### [Your instructions]
Rewrite the rows that begin at the line containing "site-settings-icon[interactable] bbox=[218, 134, 249, 164]" and stop after the line containing "gmail-icon bbox=[168, 66, 192, 90]", with "running-indicator" changed to "active-app-indicator" and all else left as is. Return only those rows.

### [Task inputs]
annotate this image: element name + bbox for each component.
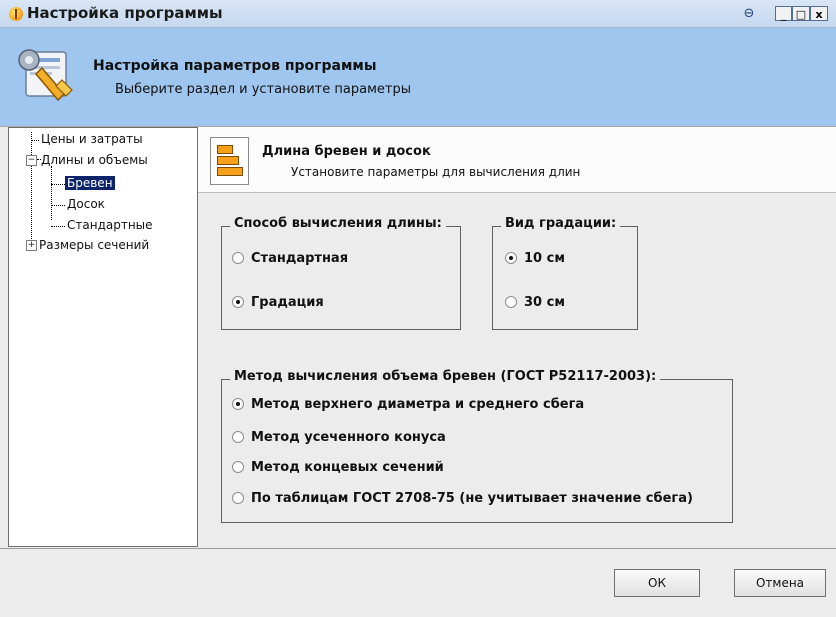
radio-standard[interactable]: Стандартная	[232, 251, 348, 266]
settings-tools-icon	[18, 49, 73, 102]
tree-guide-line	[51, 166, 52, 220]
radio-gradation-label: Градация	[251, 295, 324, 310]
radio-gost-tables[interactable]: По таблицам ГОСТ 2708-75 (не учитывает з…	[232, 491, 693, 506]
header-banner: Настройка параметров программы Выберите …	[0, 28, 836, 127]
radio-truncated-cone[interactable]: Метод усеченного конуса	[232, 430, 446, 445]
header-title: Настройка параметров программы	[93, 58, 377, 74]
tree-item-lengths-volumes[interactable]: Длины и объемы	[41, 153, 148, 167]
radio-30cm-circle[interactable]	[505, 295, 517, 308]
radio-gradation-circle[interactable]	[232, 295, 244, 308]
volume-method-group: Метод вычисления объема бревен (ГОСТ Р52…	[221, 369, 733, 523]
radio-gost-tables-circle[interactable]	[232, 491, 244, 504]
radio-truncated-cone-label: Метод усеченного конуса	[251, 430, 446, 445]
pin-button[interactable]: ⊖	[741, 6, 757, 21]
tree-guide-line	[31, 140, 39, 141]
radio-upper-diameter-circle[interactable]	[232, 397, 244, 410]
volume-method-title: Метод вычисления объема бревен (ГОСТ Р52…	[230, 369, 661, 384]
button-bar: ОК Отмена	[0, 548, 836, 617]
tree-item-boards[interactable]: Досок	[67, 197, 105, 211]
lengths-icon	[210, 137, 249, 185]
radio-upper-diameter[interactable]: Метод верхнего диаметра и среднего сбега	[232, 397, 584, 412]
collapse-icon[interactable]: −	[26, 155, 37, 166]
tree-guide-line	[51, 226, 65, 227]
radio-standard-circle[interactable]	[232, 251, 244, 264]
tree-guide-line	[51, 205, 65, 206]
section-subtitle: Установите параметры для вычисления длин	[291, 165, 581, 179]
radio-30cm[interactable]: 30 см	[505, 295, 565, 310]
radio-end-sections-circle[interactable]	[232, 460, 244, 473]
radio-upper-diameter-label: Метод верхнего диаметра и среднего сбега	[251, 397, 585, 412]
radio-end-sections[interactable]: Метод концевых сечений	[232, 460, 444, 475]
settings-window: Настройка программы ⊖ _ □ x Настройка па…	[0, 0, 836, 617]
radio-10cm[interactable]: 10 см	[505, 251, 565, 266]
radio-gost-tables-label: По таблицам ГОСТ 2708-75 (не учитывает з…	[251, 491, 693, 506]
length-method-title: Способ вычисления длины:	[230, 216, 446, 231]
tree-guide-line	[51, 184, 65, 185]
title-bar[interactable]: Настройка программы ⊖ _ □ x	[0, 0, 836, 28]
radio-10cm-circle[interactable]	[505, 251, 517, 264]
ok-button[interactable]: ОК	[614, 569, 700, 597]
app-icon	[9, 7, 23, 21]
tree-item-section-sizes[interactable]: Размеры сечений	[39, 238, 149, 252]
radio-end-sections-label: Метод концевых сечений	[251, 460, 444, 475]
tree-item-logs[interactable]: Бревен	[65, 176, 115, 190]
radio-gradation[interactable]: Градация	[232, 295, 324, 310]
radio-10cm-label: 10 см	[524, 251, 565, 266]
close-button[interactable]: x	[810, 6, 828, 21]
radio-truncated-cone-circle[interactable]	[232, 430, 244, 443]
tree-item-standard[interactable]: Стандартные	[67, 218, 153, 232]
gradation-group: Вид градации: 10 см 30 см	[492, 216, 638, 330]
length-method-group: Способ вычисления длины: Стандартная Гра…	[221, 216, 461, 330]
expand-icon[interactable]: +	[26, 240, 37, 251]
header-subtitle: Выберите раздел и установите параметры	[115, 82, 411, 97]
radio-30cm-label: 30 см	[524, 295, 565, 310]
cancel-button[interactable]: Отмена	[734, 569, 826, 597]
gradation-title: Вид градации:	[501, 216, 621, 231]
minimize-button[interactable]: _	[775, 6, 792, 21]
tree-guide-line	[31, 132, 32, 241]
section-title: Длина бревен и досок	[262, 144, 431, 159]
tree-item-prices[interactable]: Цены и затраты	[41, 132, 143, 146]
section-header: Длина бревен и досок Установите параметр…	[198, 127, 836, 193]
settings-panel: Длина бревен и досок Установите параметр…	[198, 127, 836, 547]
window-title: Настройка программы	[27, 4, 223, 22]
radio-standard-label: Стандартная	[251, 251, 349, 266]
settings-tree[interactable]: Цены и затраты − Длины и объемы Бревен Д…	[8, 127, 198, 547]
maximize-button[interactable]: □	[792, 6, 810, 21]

* * *

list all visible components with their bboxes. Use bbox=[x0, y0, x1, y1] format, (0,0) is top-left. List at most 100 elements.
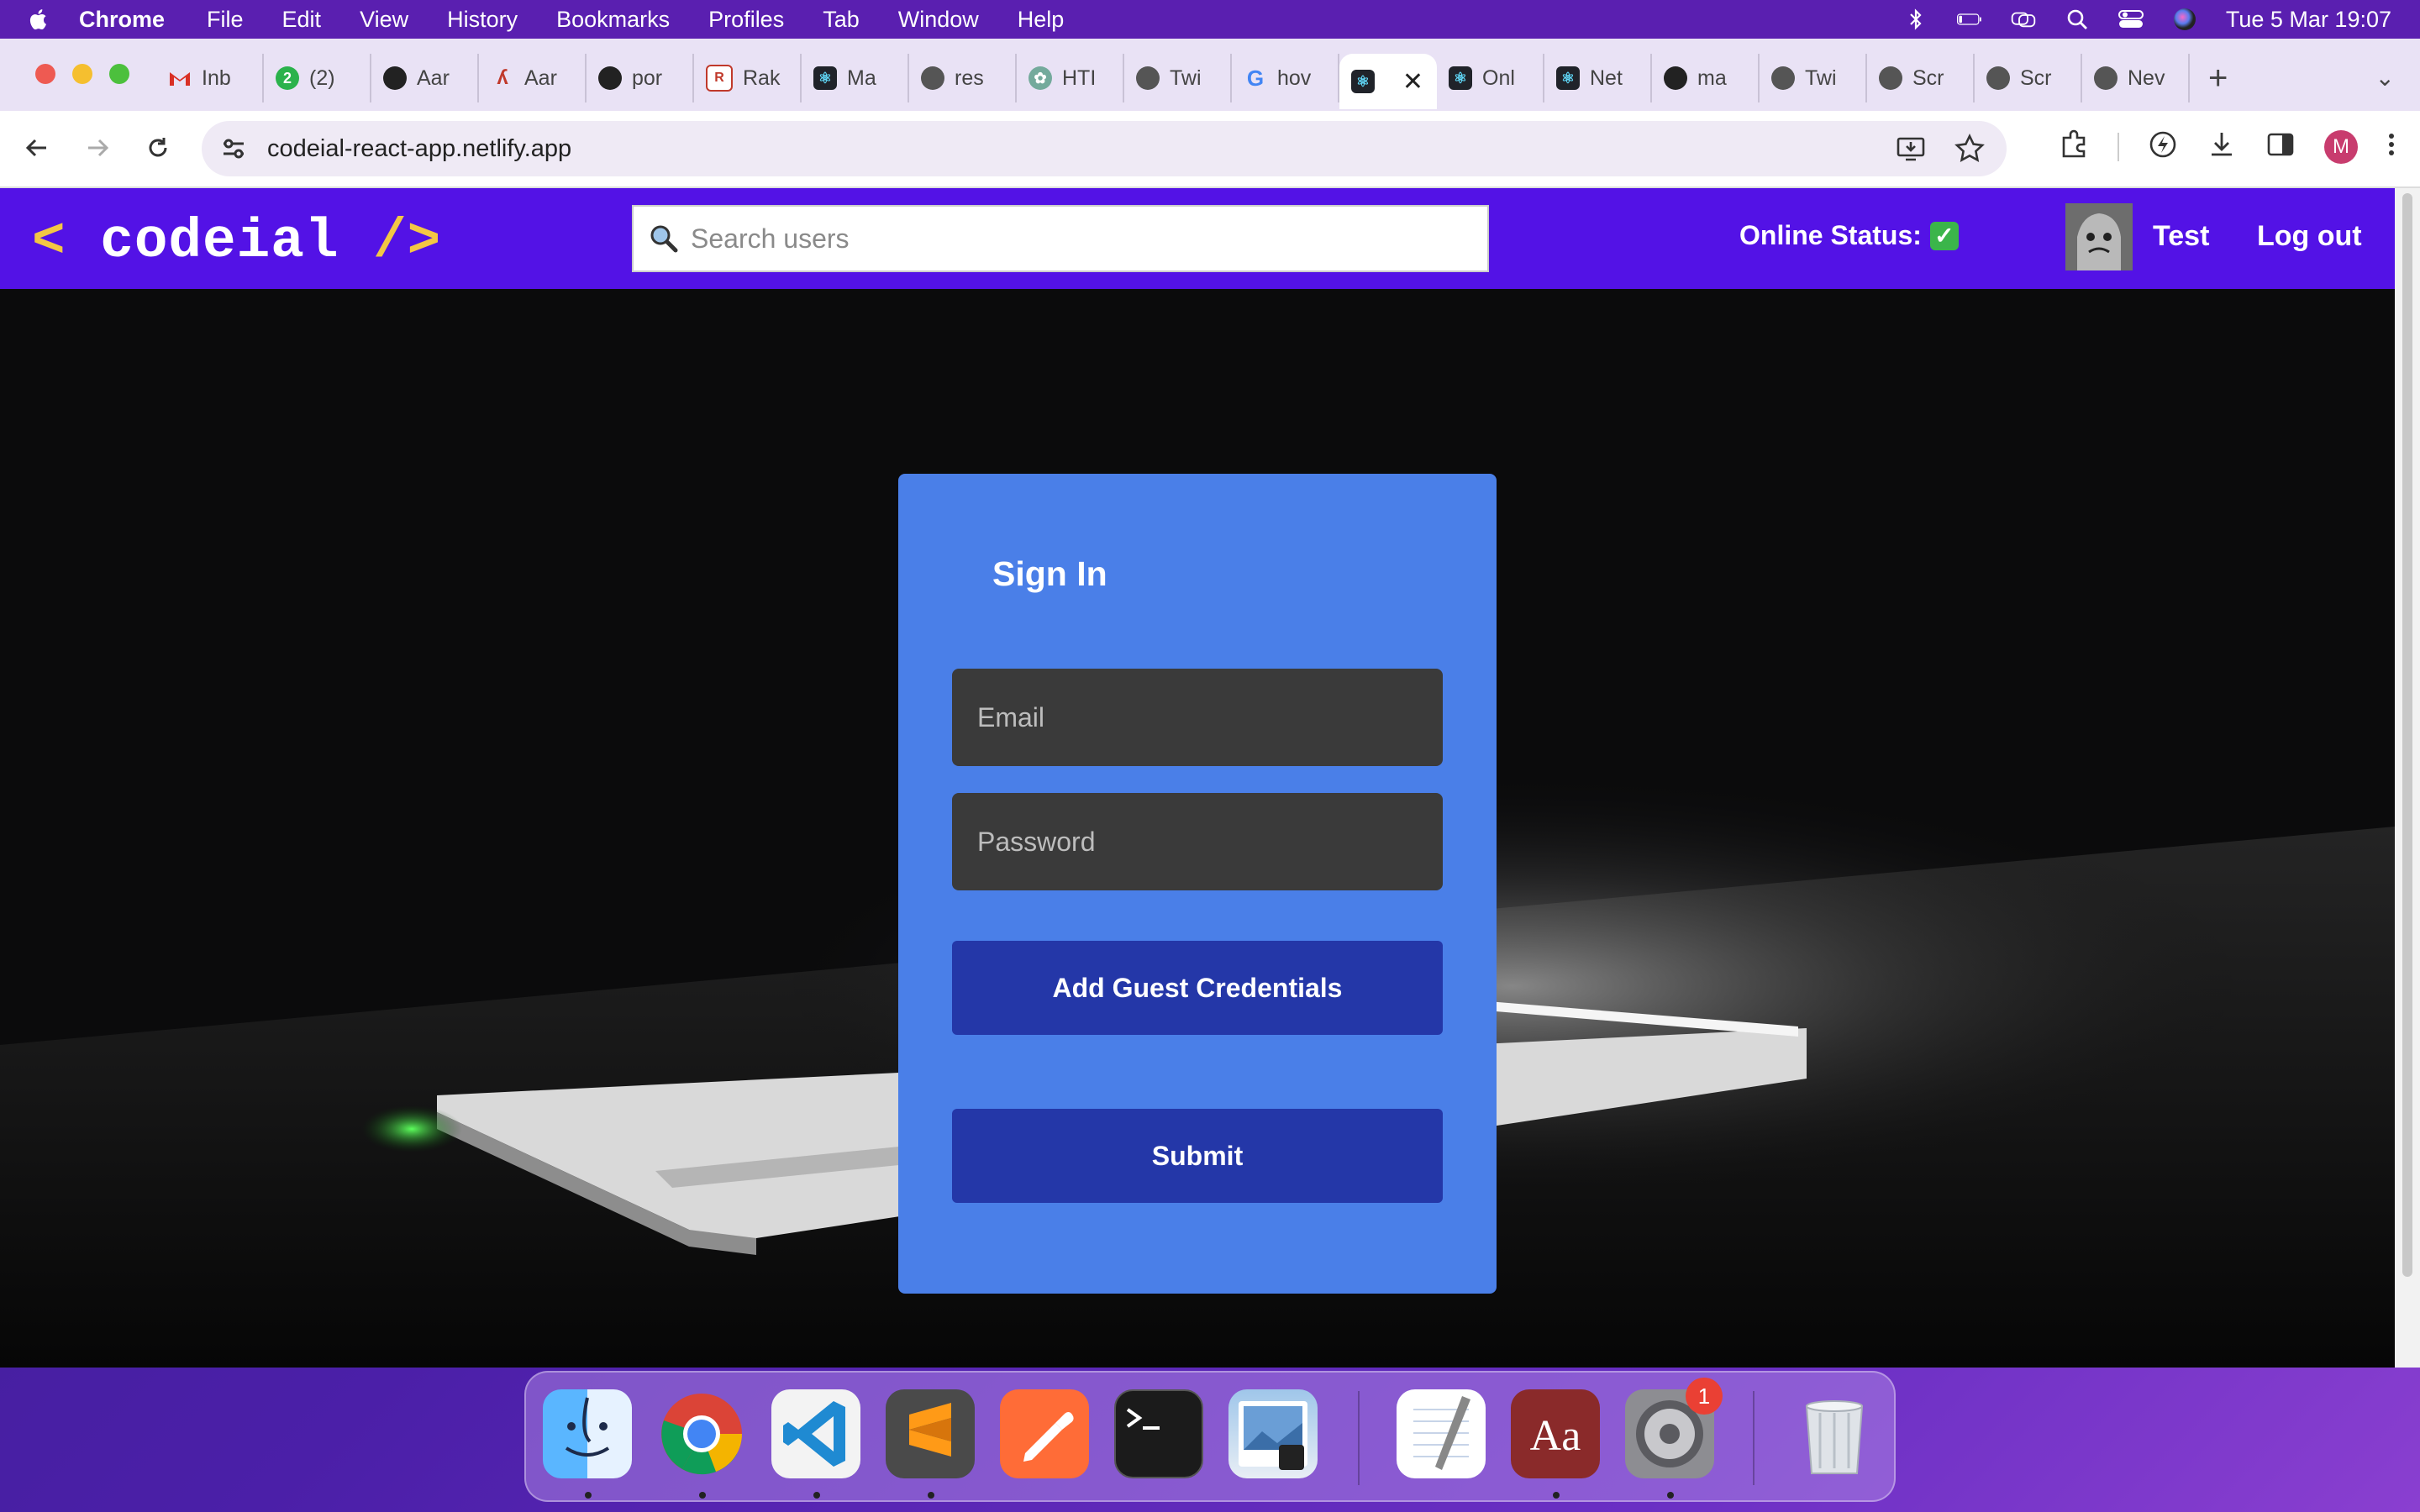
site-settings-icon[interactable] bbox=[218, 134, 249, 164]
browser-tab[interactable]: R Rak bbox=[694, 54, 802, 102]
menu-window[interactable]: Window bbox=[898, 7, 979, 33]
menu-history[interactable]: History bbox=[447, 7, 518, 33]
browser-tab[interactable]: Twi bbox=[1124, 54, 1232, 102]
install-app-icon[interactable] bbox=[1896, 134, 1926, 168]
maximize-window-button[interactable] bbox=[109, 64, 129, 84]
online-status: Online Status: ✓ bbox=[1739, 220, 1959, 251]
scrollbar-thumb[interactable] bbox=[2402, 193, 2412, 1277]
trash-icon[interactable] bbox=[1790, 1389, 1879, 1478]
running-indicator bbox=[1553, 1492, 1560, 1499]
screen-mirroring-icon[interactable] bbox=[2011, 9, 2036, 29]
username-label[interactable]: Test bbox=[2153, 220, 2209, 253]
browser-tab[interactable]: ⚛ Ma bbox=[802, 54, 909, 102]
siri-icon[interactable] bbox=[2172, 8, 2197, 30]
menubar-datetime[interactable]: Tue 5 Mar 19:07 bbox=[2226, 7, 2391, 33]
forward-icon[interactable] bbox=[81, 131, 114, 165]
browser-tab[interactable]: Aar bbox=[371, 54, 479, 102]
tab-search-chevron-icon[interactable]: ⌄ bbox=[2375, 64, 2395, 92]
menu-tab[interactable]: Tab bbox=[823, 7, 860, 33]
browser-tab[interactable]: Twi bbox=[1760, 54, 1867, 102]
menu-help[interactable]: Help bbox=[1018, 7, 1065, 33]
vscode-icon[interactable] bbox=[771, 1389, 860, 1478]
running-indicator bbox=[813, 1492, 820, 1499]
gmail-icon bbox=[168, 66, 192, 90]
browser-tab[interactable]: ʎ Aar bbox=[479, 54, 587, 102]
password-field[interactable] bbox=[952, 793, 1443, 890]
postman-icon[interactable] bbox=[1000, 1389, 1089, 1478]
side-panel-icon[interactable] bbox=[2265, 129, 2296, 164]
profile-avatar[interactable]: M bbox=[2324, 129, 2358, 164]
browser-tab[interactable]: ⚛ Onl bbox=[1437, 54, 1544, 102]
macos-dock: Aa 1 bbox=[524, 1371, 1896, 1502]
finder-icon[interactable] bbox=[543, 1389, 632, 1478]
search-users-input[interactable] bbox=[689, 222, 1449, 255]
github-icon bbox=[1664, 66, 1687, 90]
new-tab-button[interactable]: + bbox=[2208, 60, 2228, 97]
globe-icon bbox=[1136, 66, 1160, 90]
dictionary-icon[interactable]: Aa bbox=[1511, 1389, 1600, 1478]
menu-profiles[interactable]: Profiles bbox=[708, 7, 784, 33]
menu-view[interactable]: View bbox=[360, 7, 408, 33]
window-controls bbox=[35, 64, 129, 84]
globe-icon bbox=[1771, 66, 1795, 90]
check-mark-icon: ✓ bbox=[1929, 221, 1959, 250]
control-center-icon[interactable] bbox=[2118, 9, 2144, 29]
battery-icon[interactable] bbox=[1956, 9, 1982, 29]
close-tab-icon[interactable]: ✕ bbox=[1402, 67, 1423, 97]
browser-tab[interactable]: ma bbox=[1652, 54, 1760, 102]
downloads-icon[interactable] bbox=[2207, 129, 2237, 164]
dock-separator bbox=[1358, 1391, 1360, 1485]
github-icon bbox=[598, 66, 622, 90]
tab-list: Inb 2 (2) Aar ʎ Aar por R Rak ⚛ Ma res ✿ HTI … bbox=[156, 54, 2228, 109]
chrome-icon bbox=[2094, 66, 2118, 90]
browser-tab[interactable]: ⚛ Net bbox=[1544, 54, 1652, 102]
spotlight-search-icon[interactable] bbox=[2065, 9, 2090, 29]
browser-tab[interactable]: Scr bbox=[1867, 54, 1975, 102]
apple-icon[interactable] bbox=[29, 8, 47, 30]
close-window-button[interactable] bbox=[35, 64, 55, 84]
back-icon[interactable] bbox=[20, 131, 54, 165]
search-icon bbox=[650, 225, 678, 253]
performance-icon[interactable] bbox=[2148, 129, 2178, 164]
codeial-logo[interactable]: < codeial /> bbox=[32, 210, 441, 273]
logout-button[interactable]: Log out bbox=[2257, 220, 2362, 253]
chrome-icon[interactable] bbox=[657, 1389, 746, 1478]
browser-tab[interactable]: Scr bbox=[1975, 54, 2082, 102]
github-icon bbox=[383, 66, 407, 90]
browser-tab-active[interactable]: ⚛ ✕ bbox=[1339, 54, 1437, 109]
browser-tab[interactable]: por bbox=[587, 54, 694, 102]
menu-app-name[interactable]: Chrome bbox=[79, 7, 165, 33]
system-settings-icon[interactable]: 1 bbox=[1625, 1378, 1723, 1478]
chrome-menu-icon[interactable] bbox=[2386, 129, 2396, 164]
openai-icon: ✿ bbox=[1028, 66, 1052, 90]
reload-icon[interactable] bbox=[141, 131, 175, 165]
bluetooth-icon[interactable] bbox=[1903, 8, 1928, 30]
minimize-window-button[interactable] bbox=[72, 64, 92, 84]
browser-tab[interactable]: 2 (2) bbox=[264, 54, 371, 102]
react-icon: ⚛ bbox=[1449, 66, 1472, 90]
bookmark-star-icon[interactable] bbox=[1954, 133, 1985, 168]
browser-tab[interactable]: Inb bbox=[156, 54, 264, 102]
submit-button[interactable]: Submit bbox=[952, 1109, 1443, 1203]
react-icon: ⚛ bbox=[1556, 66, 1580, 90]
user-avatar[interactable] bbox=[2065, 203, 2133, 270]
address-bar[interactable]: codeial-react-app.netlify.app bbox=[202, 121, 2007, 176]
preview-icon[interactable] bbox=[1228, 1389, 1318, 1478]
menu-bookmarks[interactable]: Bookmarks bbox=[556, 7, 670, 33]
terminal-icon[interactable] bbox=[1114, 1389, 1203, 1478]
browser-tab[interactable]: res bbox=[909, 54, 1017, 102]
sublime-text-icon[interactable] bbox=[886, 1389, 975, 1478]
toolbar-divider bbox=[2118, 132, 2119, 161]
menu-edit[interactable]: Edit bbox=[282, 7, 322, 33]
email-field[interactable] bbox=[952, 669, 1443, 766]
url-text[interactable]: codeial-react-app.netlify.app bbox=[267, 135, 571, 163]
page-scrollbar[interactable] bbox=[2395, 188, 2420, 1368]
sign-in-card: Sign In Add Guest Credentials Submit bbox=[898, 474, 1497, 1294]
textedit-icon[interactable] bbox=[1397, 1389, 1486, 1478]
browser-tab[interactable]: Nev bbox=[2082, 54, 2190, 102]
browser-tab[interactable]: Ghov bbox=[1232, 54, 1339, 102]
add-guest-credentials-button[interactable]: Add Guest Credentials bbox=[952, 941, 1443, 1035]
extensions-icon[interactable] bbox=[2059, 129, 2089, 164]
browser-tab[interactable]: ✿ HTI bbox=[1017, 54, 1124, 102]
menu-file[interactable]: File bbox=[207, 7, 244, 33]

### [Response]
site-settings-icon[interactable] bbox=[218, 134, 249, 164]
browser-tab[interactable]: R Rak bbox=[694, 54, 802, 102]
menu-window[interactable]: Window bbox=[898, 7, 979, 33]
menu-history[interactable]: History bbox=[447, 7, 518, 33]
browser-tab[interactable]: Twi bbox=[1124, 54, 1232, 102]
install-app-icon[interactable] bbox=[1896, 134, 1926, 168]
maximize-window-button[interactable] bbox=[109, 64, 129, 84]
online-status: Online Status: ✓ bbox=[1739, 220, 1959, 251]
scrollbar-thumb[interactable] bbox=[2402, 193, 2412, 1277]
trash-icon[interactable] bbox=[1790, 1389, 1879, 1478]
active-app-indicator bbox=[1553, 1492, 1560, 1499]
screen-mirroring-icon[interactable] bbox=[2011, 9, 2036, 29]
username-label[interactable]: Test bbox=[2153, 220, 2209, 253]
browser-tab[interactable]: ⚛ Ma bbox=[802, 54, 909, 102]
siri-icon[interactable] bbox=[2172, 8, 2197, 30]
menubar-datetime[interactable]: Tue 5 Mar 19:07 bbox=[2226, 7, 2391, 33]
forward-icon[interactable] bbox=[81, 131, 114, 165]
browser-tab[interactable]: Aar bbox=[371, 54, 479, 102]
tab-search-chevron-icon[interactable]: ⌄ bbox=[2375, 64, 2395, 92]
menu-tab[interactable]: Tab bbox=[823, 7, 860, 33]
browser-tab[interactable]: Twi bbox=[1760, 54, 1867, 102]
menu-help[interactable]: Help bbox=[1018, 7, 1065, 33]
vscode-icon[interactable] bbox=[771, 1389, 860, 1478]
active-app-indicator bbox=[813, 1492, 820, 1499]
gmail-icon bbox=[168, 66, 192, 90]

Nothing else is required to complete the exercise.